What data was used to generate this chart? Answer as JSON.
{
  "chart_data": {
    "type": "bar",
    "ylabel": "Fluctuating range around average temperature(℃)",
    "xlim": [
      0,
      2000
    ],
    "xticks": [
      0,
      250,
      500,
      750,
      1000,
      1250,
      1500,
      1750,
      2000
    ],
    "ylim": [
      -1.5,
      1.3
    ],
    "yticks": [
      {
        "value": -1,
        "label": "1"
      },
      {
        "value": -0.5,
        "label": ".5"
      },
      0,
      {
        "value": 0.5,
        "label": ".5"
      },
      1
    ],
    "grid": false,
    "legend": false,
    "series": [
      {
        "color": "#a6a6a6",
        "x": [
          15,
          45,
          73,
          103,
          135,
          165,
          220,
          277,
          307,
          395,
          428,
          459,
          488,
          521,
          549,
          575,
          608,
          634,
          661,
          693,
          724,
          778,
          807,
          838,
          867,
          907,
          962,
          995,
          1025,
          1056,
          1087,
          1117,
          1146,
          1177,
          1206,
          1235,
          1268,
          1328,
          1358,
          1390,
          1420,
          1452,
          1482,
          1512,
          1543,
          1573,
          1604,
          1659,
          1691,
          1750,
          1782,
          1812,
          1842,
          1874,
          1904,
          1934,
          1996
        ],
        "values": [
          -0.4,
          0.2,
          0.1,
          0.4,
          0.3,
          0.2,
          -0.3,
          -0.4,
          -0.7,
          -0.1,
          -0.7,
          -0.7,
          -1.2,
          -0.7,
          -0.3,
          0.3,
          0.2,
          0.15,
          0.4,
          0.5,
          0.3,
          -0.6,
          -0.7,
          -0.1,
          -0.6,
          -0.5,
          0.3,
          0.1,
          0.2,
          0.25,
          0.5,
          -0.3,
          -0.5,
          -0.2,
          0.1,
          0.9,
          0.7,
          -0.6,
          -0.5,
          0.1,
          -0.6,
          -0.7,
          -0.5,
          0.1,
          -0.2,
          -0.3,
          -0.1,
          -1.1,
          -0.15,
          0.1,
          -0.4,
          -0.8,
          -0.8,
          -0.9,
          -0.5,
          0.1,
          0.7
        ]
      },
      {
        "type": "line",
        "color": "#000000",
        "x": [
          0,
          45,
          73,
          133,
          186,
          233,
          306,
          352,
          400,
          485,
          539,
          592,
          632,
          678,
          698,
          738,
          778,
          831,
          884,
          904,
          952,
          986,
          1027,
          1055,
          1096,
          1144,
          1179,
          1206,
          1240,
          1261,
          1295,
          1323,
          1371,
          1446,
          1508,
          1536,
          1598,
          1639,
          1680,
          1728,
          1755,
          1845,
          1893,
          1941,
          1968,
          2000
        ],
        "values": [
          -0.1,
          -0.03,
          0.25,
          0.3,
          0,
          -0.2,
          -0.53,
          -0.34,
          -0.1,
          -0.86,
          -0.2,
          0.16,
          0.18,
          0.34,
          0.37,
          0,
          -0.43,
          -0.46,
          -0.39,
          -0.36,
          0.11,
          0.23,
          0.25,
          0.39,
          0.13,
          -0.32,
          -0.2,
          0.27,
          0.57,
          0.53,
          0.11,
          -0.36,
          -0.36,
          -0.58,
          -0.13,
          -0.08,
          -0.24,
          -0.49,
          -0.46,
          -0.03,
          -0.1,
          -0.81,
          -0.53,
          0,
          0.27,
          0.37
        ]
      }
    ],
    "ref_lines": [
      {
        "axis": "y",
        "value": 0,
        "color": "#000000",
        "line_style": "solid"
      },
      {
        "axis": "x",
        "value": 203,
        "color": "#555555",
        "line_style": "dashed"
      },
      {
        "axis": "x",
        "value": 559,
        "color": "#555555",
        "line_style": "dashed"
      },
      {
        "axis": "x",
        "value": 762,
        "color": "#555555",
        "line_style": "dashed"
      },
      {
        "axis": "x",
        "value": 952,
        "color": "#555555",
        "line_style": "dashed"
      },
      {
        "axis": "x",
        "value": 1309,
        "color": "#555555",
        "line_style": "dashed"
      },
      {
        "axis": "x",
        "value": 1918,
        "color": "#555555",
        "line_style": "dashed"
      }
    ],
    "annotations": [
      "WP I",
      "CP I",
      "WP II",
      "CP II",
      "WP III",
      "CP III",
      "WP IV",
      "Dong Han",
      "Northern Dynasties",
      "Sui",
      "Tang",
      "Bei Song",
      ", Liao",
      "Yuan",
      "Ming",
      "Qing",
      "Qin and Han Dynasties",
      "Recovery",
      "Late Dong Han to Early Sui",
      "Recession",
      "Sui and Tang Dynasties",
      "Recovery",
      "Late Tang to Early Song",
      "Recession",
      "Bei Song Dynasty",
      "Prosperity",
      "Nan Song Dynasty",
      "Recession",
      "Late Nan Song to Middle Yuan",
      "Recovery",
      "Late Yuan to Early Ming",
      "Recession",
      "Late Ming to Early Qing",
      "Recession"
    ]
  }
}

——

TASK GOAL ▸ Go through the records and print each one exactly.

COMPLETE ANSWER ▸
What data was used to generate this chart? Answer as JSON.
{
  "chart_data": {
    "type": "bar",
    "ylabel": "Fluctuating range around average temperature(℃)",
    "xlim": [
      0,
      2000
    ],
    "xticks": [
      0,
      250,
      500,
      750,
      1000,
      1250,
      1500,
      1750,
      2000
    ],
    "ylim": [
      -1.5,
      1.3
    ],
    "yticks": [
      {
        "value": -1,
        "label": "1"
      },
      {
        "value": -0.5,
        "label": ".5"
      },
      0,
      {
        "value": 0.5,
        "label": ".5"
      },
      1
    ],
    "grid": false,
    "legend": false,
    "series": [
      {
        "color": "#a6a6a6",
        "x": [
          15,
          45,
          73,
          103,
          135,
          165,
          220,
          277,
          307,
          395,
          428,
          459,
          488,
          521,
          549,
          575,
          608,
          634,
          661,
          693,
          724,
          778,
          807,
          838,
          867,
          907,
          962,
          995,
          1025,
          1056,
          1087,
          1117,
          1146,
          1177,
          1206,
          1235,
          1268,
          1328,
          1358,
          1390,
          1420,
          1452,
          1482,
          1512,
          1543,
          1573,
          1604,
          1659,
          1691,
          1750,
          1782,
          1812,
          1842,
          1874,
          1904,
          1934,
          1996
        ],
        "values": [
          -0.4,
          0.2,
          0.1,
          0.4,
          0.3,
          0.2,
          -0.3,
          -0.4,
          -0.7,
          -0.1,
          -0.7,
          -0.7,
          -1.2,
          -0.7,
          -0.3,
          0.3,
          0.2,
          0.15,
          0.4,
          0.5,
          0.3,
          -0.6,
          -0.7,
          -0.1,
          -0.6,
          -0.5,
          0.3,
          0.1,
          0.2,
          0.25,
          0.5,
          -0.3,
          -0.5,
          -0.2,
          0.1,
          0.9,
          0.7,
          -0.6,
          -0.5,
          0.1,
          -0.6,
          -0.7,
          -0.5,
          0.1,
          -0.2,
          -0.3,
          -0.1,
          -1.1,
          -0.15,
          0.1,
          -0.4,
          -0.8,
          -0.8,
          -0.9,
          -0.5,
          0.1,
          0.7
        ]
      },
      {
        "type": "line",
        "color": "#000000",
        "x": [
          0,
          45,
          73,
          133,
          186,
          233,
          306,
          352,
          400,
          485,
          539,
          592,
          632,
          678,
          698,
          738,
          778,
          831,
          884,
          904,
          952,
          986,
          1027,
          1055,
          1096,
          1144,
          1179,
          1206,
          1240,
          1261,
          1295,
          1323,
          1371,
          1446,
          1508,
          1536,
          1598,
          1639,
          1680,
          1728,
          1755,
          1845,
          1893,
          1941,
          1968,
          2000
        ],
        "values": [
          -0.1,
          -0.03,
          0.25,
          0.3,
          0,
          -0.2,
          -0.53,
          -0.34,
          -0.1,
          -0.86,
          -0.2,
          0.16,
          0.18,
          0.34,
          0.37,
          0,
          -0.43,
          -0.46,
          -0.39,
          -0.36,
          0.11,
          0.23,
          0.25,
          0.39,
          0.13,
          -0.32,
          -0.2,
          0.27,
          0.57,
          0.53,
          0.11,
          -0.36,
          -0.36,
          -0.58,
          -0.13,
          -0.08,
          -0.24,
          -0.49,
          -0.46,
          -0.03,
          -0.1,
          -0.81,
          -0.53,
          0,
          0.27,
          0.37
        ]
      }
    ],
    "ref_lines": [
      {
        "axis": "y",
        "value": 0,
        "color": "#000000",
        "line_style": "solid"
      },
      {
        "axis": "x",
        "value": 203,
        "color": "#555555",
        "line_style": "dashed"
      },
      {
        "axis": "x",
        "value": 559,
        "color": "#555555",
        "line_style": "dashed"
      },
      {
        "axis": "x",
        "value": 762,
        "color": "#555555",
        "line_style": "dashed"
      },
      {
        "axis": "x",
        "value": 952,
        "color": "#555555",
        "line_style": "dashed"
      },
      {
        "axis": "x",
        "value": 1309,
        "color": "#555555",
        "line_style": "dashed"
      },
      {
        "axis": "x",
        "value": 1918,
        "color": "#555555",
        "line_style": "dashed"
      }
    ],
    "annotations": [
      "WP I",
      "CP I",
      "WP II",
      "CP II",
      "WP III",
      "CP III",
      "WP IV",
      "Dong Han",
      "Northern Dynasties",
      "Sui",
      "Tang",
      "Bei Song",
      ", Liao",
      "Yuan",
      "Ming",
      "Qing",
      "Qin and Han Dynasties",
      "Recovery",
      "Late Dong Han to Early Sui",
      "Recession",
      "Sui and Tang Dynasties",
      "Recovery",
      "Late Tang to Early Song",
      "Recession",
      "Bei Song Dynasty",
      "Prosperity",
      "Nan Song Dynasty",
      "Recession",
      "Late Nan Song to Middle Yuan",
      "Recovery",
      "Late Yuan to Early Ming",
      "Recession",
      "Late Ming to Early Qing",
      "Recession"
    ]
  }
}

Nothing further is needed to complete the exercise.